> **Dataset entries**:
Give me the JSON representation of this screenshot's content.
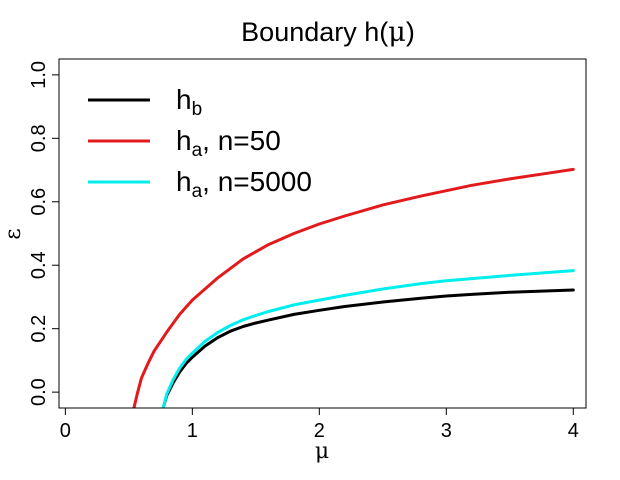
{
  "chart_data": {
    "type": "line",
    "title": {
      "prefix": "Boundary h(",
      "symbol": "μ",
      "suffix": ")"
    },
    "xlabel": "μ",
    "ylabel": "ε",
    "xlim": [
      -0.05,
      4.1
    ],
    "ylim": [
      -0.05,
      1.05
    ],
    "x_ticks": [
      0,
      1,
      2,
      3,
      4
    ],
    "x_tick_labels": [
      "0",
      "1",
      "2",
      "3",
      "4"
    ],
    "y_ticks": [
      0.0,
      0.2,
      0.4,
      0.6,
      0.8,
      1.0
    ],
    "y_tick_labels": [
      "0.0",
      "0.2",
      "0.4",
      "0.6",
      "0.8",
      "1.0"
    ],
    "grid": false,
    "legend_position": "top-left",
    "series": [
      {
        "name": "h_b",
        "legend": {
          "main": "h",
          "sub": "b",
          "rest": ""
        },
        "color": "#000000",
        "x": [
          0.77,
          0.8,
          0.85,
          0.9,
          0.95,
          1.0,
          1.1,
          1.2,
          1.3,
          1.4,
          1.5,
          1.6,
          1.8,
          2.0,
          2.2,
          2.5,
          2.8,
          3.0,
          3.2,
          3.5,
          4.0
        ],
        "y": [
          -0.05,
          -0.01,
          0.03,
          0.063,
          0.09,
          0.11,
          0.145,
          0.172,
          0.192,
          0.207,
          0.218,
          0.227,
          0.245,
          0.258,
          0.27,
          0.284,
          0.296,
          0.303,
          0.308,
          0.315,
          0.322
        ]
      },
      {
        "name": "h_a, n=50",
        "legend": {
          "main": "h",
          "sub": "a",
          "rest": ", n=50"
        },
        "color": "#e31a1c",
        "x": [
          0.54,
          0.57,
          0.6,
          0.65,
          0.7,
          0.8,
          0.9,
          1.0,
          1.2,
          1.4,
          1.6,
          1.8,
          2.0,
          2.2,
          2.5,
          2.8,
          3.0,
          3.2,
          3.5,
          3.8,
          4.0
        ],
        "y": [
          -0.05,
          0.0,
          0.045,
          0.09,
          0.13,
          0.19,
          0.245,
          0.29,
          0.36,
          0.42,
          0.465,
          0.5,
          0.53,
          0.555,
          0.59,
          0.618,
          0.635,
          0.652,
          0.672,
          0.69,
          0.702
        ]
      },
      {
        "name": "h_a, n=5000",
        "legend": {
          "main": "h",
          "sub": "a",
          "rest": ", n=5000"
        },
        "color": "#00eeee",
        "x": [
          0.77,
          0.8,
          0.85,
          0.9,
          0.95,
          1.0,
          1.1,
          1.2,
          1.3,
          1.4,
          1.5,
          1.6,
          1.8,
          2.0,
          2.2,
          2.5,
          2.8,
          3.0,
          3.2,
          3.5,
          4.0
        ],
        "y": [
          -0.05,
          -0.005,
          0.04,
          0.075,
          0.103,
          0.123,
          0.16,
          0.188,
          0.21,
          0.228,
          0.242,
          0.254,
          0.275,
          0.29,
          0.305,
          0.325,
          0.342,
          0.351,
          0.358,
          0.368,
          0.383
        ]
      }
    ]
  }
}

> **Problem to solve**: Which lines hold the word "color"? Copy each of them from the records.

> **Solution to this task**:
        "color": "#000000",
        "color": "#e31a1c",
        "color": "#00eeee",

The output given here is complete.